** BEGIN RECORD EXTRACTS **
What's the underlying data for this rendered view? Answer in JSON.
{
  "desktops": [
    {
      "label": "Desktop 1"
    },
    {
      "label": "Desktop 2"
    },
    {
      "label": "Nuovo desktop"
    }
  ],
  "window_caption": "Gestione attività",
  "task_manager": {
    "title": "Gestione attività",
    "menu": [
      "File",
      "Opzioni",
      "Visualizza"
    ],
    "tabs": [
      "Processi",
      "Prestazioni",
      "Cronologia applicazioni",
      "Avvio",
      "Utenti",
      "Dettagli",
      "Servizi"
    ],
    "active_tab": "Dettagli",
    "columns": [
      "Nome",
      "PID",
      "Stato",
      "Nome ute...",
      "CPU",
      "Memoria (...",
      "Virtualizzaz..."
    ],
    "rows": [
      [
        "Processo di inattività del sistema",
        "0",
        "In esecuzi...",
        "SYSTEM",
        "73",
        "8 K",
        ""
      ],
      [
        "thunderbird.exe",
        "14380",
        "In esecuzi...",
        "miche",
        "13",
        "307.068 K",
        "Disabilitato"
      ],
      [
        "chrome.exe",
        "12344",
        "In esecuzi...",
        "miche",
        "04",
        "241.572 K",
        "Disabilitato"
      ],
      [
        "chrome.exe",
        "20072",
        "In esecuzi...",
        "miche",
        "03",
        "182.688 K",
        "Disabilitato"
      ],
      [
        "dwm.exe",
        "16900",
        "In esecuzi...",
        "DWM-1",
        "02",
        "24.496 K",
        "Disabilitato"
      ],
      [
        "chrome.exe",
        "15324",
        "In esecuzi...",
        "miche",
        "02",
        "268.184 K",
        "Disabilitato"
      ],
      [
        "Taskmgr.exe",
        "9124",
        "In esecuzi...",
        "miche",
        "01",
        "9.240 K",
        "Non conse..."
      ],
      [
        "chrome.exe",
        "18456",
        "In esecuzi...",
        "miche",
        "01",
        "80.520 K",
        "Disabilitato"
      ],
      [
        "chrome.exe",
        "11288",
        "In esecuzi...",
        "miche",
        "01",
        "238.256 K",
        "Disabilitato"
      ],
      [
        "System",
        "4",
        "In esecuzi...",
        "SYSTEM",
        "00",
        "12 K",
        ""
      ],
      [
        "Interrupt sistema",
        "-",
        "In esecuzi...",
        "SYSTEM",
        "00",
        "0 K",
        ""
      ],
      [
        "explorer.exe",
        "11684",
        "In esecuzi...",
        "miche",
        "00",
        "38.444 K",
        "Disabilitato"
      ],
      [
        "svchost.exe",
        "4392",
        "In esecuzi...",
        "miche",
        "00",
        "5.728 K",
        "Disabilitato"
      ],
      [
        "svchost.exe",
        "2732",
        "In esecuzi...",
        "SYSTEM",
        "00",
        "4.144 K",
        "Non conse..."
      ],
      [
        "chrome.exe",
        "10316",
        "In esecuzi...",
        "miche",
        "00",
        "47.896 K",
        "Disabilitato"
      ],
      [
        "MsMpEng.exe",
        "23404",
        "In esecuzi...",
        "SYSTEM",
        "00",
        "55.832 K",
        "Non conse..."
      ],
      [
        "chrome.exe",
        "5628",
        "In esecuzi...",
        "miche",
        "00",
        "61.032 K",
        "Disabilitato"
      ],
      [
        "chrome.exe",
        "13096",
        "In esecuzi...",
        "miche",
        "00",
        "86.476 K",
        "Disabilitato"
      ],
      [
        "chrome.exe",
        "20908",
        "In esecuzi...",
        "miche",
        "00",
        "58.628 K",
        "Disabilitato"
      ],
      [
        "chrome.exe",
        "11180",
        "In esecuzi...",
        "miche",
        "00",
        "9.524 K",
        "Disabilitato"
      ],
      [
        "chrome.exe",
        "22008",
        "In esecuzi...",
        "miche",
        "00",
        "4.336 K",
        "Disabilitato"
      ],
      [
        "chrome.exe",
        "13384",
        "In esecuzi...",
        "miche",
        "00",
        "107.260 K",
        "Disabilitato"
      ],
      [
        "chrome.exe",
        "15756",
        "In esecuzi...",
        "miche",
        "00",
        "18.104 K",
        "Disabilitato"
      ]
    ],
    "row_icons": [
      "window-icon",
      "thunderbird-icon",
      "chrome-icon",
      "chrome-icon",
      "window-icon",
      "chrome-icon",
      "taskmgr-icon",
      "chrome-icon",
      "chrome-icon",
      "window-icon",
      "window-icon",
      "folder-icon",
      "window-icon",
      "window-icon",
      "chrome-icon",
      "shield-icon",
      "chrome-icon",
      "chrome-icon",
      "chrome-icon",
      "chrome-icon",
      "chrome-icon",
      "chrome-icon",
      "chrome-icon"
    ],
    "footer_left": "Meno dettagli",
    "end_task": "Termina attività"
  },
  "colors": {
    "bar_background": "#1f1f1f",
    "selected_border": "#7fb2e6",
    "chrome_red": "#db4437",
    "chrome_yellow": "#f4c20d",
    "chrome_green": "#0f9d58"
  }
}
** END RECORD EXTRACTS **
Go through the lines above. Select every one that has the string "Gestione".

  "window_caption": "Gestione attività",
    "title": "Gestione attività",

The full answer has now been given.